MATERIAL SHOWN
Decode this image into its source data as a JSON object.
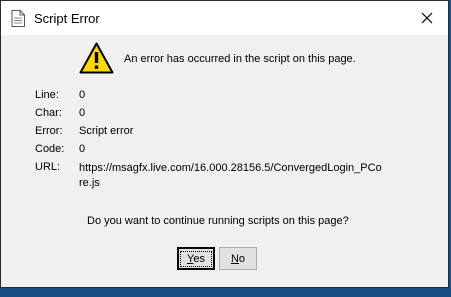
{
  "window": {
    "title": "Script Error"
  },
  "icons": {
    "title_icon": "document-icon",
    "warning_icon": "warning-icon",
    "close_icon": "close-icon"
  },
  "message": "An error has occurred in the script on this page.",
  "details": {
    "line_label": "Line:",
    "line_value": "0",
    "char_label": "Char:",
    "char_value": "0",
    "error_label": "Error:",
    "error_value": "Script error",
    "code_label": "Code:",
    "code_value": "0",
    "url_label": "URL:",
    "url_value": "https://msagfx.live.com/16.000.28156.5/ConvergedLogin_PCore.js"
  },
  "question": "Do you want to continue running scripts on this page?",
  "buttons": {
    "yes_first": "Y",
    "yes_rest": "es",
    "no_first": "N",
    "no_rest": "o"
  },
  "colors": {
    "desktop": "#1a4d82",
    "dialog_bg": "#f0f0f0",
    "warning_yellow": "#ffd800"
  }
}
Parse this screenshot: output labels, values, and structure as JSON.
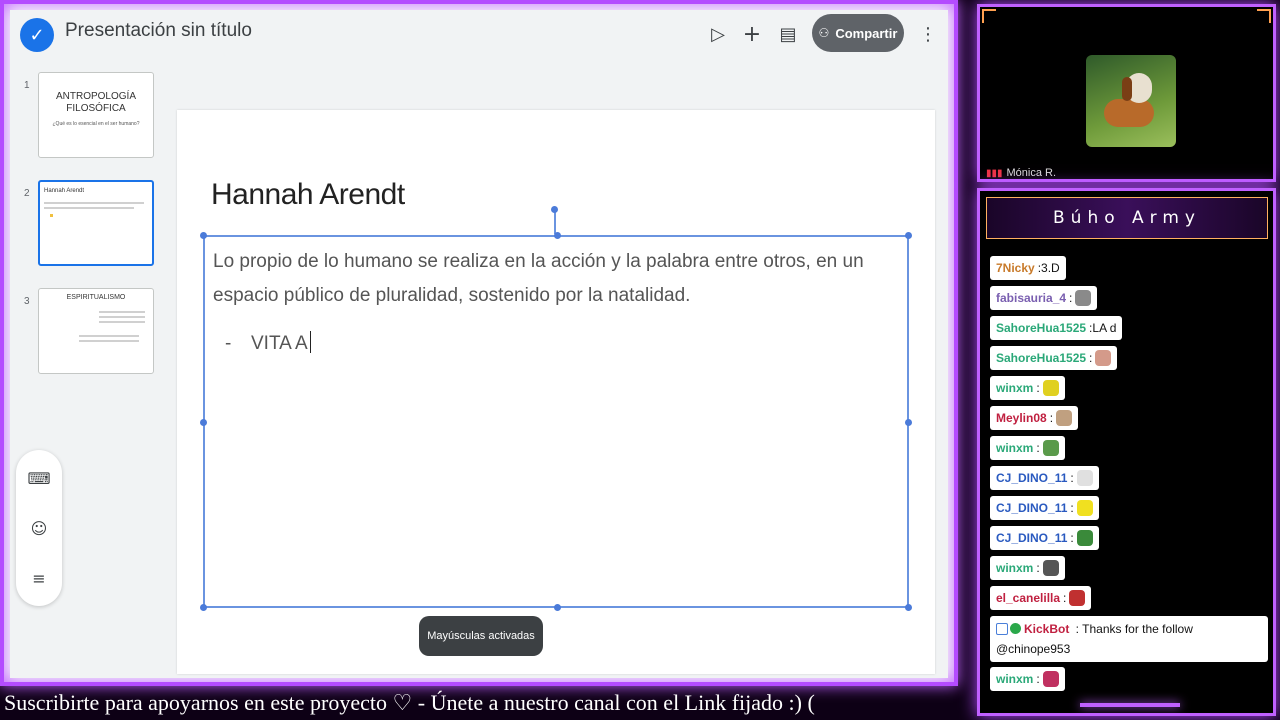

PROBLEM DETAILS
Every line is to be duplicated exactly, though pictures stay out.

COMPLETE OUTPUT
Decode this image into its source data as a JSON object.
{
  "window": {
    "title": "Script Error"
  },
  "icons": {
    "title_icon": "document-icon",
    "warning_icon": "warning-icon",
    "close_icon": "close-icon"
  },
  "message": "An error has occurred in the script on this page.",
  "details": {
    "line_label": "Line:",
    "line_value": "0",
    "char_label": "Char:",
    "char_value": "0",
    "error_label": "Error:",
    "error_value": "Script error",
    "code_label": "Code:",
    "code_value": "0",
    "url_label": "URL:",
    "url_value": "https://msagfx.live.com/16.000.28156.5/ConvergedLogin_PCore.js"
  },
  "question": "Do you want to continue running scripts on this page?",
  "buttons": {
    "yes_first": "Y",
    "yes_rest": "es",
    "no_first": "N",
    "no_rest": "o"
  },
  "colors": {
    "desktop": "#1a4d82",
    "dialog_bg": "#f0f0f0",
    "warning_yellow": "#ffd800"
  }
}
Parse this screenshot: output labels, values, and structure as JSON.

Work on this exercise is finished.